- _TASKS TO COMPLETE_
[a] Answer these from the essay on Canadian and American political discontent, please:
(i) Which group does the author say would hardly agree that Canadians think more as a collective?
(ii) Which country's people does the essay say tend to travel more to other countries?
(iii) How many questions does the author say must be answered to get at the roots of the difference?
[b] Carry on the essay on Canadian and American political discontent, picking up after its last sentence.

- _ARTICLE_
------------------------------------------------

For an armchair anthropologist like me, especially one who's already been through a lot of the thought processes involved in situations like this and come up with a very different solution, this is a fascinating cultural difference. And yet the explanations that immediately leap to mind are cliché-laden and full of holes. While Americans are Rugged Individualists who Remember Their Immigrant Roots, Canadians Think More As a Collective. (I hardly think the independent-minded right-wing Albertans would agree with that characterization.) Americans are Generally More Mobile, and therefore More Willing To Think of Moving as a Solution Than Those Stay-Put Canadians. (While there may be some truth to that, that hardly seems to be an adequate explanation, especially given that Canadians actually tend to travel more to other countries than Americans, not less.) Any pat answers like that are necessarily going to ring false, because getting at the roots of this difference involves teasing out the answers to four questions: one, why don't the Canadian right-wingers talk about emigration; two, why do they talk about separation; three, why don't the American left-wingers consider secession; and four, why do they consider emigration.

------------------------------------------------

- _GIVEN DATA_
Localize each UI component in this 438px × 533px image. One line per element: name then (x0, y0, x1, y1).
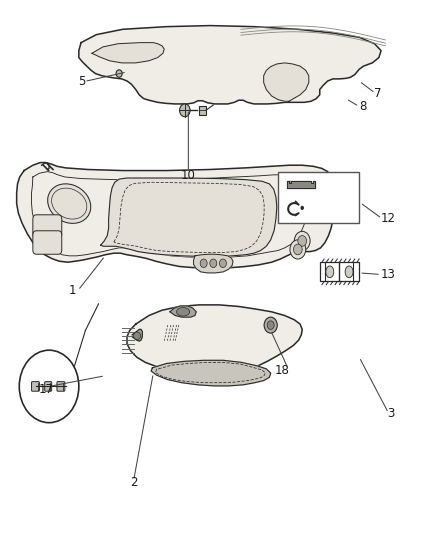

------------------------------------------------

- _EXPECTED RESPONSES_
[a]
(i) The independent-minded right-wing Albertans.
(ii) Canadians.
(iii) Four.

[b]
I don't think I have a complete handle on it, but I think a lot of the difference lies in the two countries' rather different cultural histories. While the Americans already had their bloody civil war, Canadians haven't "been there, done that," and are therefore possibly less likely to reject secession out of hand. The American left also already had the experience, during the Vietnam War, of fleeing to Canada and being taken in, so there's precedent there. And on the Canadian side of the coin, there's the Quebec model--many westerners, even those who would never support secession, react to the entire "distinct society" concept by saying: "well, but we're a distinct society, too!", and there's a federal party with an awful lot of seats in Parliament based entirely around the notion of Quebec separation. Disenfranchised western right-wingers may see the Quebec separatists' success--not in terms of actually achieving their goals, but at least in terms of using them as a powerful political tool--and think: "Why can't we have some of that, too?" By contrast, historical reasons why Canadians have gone to the U.S. have been economic rather than ideological: along the lines of "nurses get paid more down there, so I'm going to go work there for a while," and since so much of the Canadian identity is tied up in not being American, few would consider it as a permanent move. And in the U.S., while there may be plenty of jokes about Jesusland, there's never been a serious movement for, say, an independent California.

I'm sure there are a lot of factors I'm missing, though, so I'd love to hear from you if you have further thoughts. I am endlessly fascinated by this, and I think I'm only just beginning to understand it.